Exercise prompt:
Report all lines from the entries below in which "ApaLI" appears.

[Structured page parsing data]

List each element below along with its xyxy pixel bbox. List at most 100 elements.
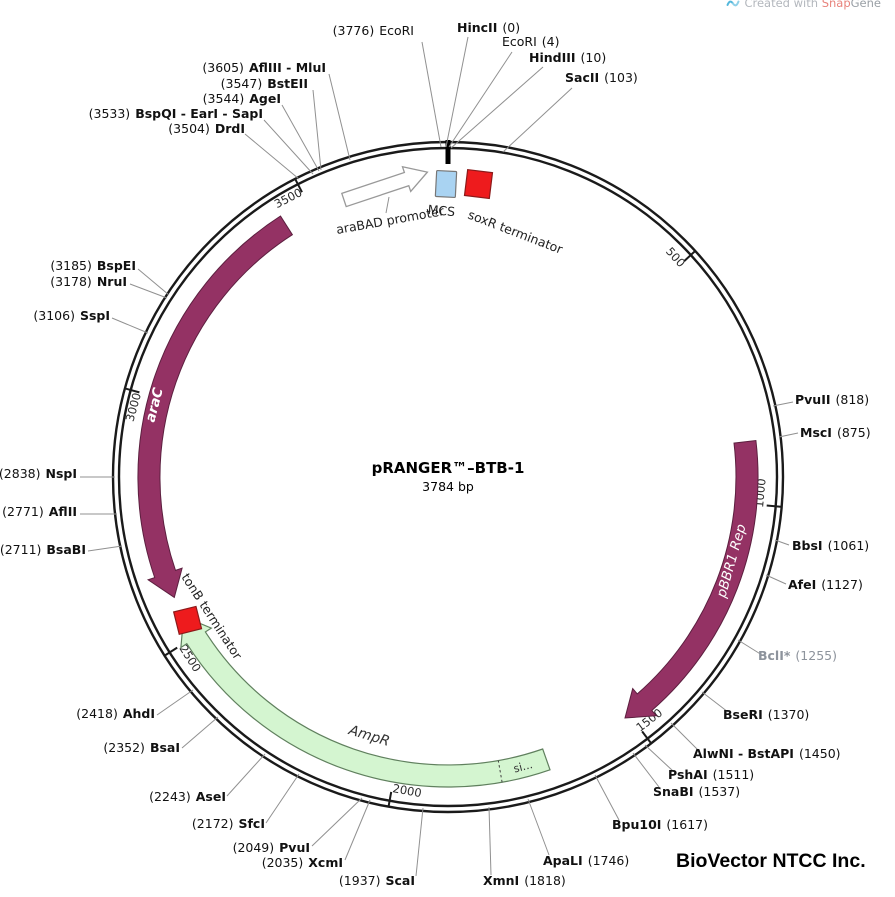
site-label-PvuI-2049: (2049) PvuI bbox=[232, 840, 310, 855]
site-label-BclI-1255: BclI* (1255) bbox=[758, 648, 837, 663]
callout-AseI-2243 bbox=[226, 753, 266, 797]
site-callout-lines bbox=[80, 36, 799, 877]
site-label-PvuII-818: PvuII (818) bbox=[795, 392, 870, 407]
site-label-EcoRI-4: EcoRI (4) bbox=[502, 34, 560, 49]
site-label-XmnI-1818: XmnI (1818) bbox=[483, 873, 566, 888]
tick-marks bbox=[125, 179, 781, 806]
site-label-HincII-0: HincII (0) bbox=[457, 20, 521, 35]
callout-BbsI-1061 bbox=[774, 539, 790, 546]
watermark-prefix: Created with bbox=[744, 0, 819, 10]
callout-AgeI-3544 bbox=[281, 104, 320, 172]
site-label-AgeI-3544: (3544) AgeI bbox=[202, 91, 281, 106]
callout-ApaLI-1746 bbox=[527, 798, 550, 856]
tick-500 bbox=[683, 250, 696, 262]
callout-BstEII-3547 bbox=[312, 89, 322, 171]
site-label-PshAI-1511: PshAI (1511) bbox=[668, 767, 755, 782]
tick-label-2000: 2000 bbox=[391, 781, 422, 800]
callout-BspEI-3185 bbox=[137, 268, 170, 296]
plasmid-name: pRANGER™–BTB-1 bbox=[371, 459, 525, 477]
callout-AlwNI-BstAPI-1450 bbox=[670, 722, 699, 751]
feature-label-soxR-terminator: soxR terminator bbox=[466, 207, 566, 257]
site-label-AhdI-2418: (2418) AhdI bbox=[76, 706, 155, 721]
tick-2500 bbox=[164, 646, 178, 656]
callout-HindIII-10 bbox=[450, 66, 544, 149]
snapgene-watermark: Created with SnapGene bbox=[726, 0, 881, 10]
watermark-brand-snap: Snap bbox=[821, 0, 851, 10]
feature-box-tonB-terminator bbox=[172, 605, 203, 636]
site-label-DrdI-3504: (3504) DrdI bbox=[168, 121, 245, 136]
site-label-BspQI-EarI-SapI-3533: (3533) BspQI - EarI - SapI bbox=[88, 106, 263, 121]
site-label-SspI-3106: (3106) SspI bbox=[33, 308, 110, 323]
snapgene-wave-icon bbox=[726, 0, 740, 7]
site-label-NspI-2838: (2838) NspI bbox=[0, 466, 77, 481]
callout-AflIII-MluI-3605 bbox=[328, 73, 351, 161]
site-label-EcoRI-3776: (3776) EcoRI bbox=[332, 23, 414, 38]
callout-BsaI-2352 bbox=[181, 716, 219, 749]
site-label-BstEII-3547: (3547) BstEII bbox=[220, 76, 308, 91]
feature-arc-pbbr1-rep bbox=[624, 439, 759, 719]
callout-BseRI-1370 bbox=[701, 691, 729, 713]
feature-arrow-araBAD-promoter bbox=[340, 165, 429, 208]
callout-HincII-0 bbox=[445, 36, 469, 148]
tick-3500 bbox=[294, 179, 303, 193]
site-label-AseI-2243: (2243) AseI bbox=[149, 789, 226, 804]
site-label-ApaLI-1746: ApaLI (1746) bbox=[543, 853, 630, 868]
callout-ScaI-1937 bbox=[415, 807, 424, 877]
tick-3000 bbox=[125, 387, 140, 394]
site-label-Bpu10I-1617: Bpu10I (1617) bbox=[612, 817, 708, 832]
feature-box-mcs bbox=[434, 169, 458, 199]
site-label-SnaBI-1537: SnaBI (1537) bbox=[653, 784, 741, 799]
callout-SnaBI-1537 bbox=[632, 752, 660, 788]
ampR-signal-label: si... bbox=[512, 758, 534, 775]
site-label-BspEI-3185: (3185) BspEI bbox=[50, 258, 136, 273]
site-label-ScaI-1937: (1937) ScaI bbox=[338, 873, 415, 888]
feature-arc-araC bbox=[137, 215, 294, 599]
callout-PvuI-2049 bbox=[311, 797, 363, 847]
feature-label-ampR: AmpR bbox=[346, 722, 392, 750]
site-label-AlwNI-BstAPI-1450: AlwNI - BstAPI (1450) bbox=[693, 746, 841, 761]
site-label-BsaI-2352: (2352) BsaI bbox=[103, 740, 180, 755]
tick-label-3000: 3000 bbox=[123, 391, 144, 423]
callout-araBAD-promoter bbox=[385, 196, 390, 214]
feature-label-mcs: MCS bbox=[427, 202, 456, 219]
callout-PvuII-818 bbox=[772, 401, 794, 407]
tick-1000 bbox=[766, 504, 781, 508]
callout-NruI-3178 bbox=[129, 283, 168, 299]
callout-DrdI-3504 bbox=[244, 133, 300, 180]
site-label-XcmI-2035: (2035) XcmI bbox=[261, 855, 343, 870]
site-label-BbsI-1061: BbsI (1061) bbox=[792, 538, 870, 553]
site-label-HindIII-10: HindIII (10) bbox=[529, 50, 607, 65]
tick-2000 bbox=[387, 791, 393, 806]
callout-Bpu10I-1617 bbox=[594, 774, 620, 821]
watermark-brand-gene: Gene bbox=[850, 0, 881, 10]
callout-XmnI-1818 bbox=[488, 806, 492, 876]
callout-SfcI-2172 bbox=[265, 773, 300, 824]
callout-AhdI-2418 bbox=[156, 689, 194, 716]
ampR-signal-divider bbox=[497, 760, 503, 783]
callout-AfeI-1127 bbox=[765, 574, 787, 585]
feature-box-soxR-terminator bbox=[463, 168, 494, 200]
tick-1500 bbox=[641, 730, 652, 744]
site-label-NruI-3178: (3178) NruI bbox=[50, 274, 127, 289]
site-label-AfeI-1127: AfeI (1127) bbox=[788, 577, 863, 592]
site-label-SfcI-2172: (2172) SfcI bbox=[191, 816, 265, 831]
callout-BclI-1255 bbox=[737, 639, 763, 656]
callout-XcmI-2035 bbox=[344, 799, 371, 861]
site-label-AflII-2771: (2771) AflII bbox=[2, 504, 77, 519]
site-label-MscI-875: MscI (875) bbox=[800, 425, 871, 440]
site-label-BsaBI-2711: (2711) BsaBI bbox=[0, 542, 86, 557]
callout-PshAI-1511 bbox=[644, 744, 674, 772]
site-label-AflIII-MluI-3605: (3605) AflIII - MluI bbox=[202, 60, 326, 75]
plasmid-title-block: pRANGER™–BTB-1 3784 bp bbox=[308, 459, 588, 494]
callout-BspQI-EarI-SapI-3533 bbox=[263, 119, 314, 175]
callout-EcoRI-3776 bbox=[421, 41, 442, 148]
callout-SspI-3106 bbox=[111, 317, 149, 334]
plasmid-size: 3784 bp bbox=[422, 479, 474, 494]
callout-EcoRI-4 bbox=[448, 51, 513, 148]
site-label-BseRI-1370: BseRI (1370) bbox=[723, 707, 810, 722]
callout-SacII-103 bbox=[502, 87, 573, 153]
callout-MscI-875 bbox=[778, 432, 799, 438]
callout-BsaBI-2711 bbox=[87, 545, 123, 552]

Answer below:
callout-ApaLI-1746 bbox=[527, 798, 550, 856]
site-label-ApaLI-1746: ApaLI (1746) bbox=[543, 853, 630, 868]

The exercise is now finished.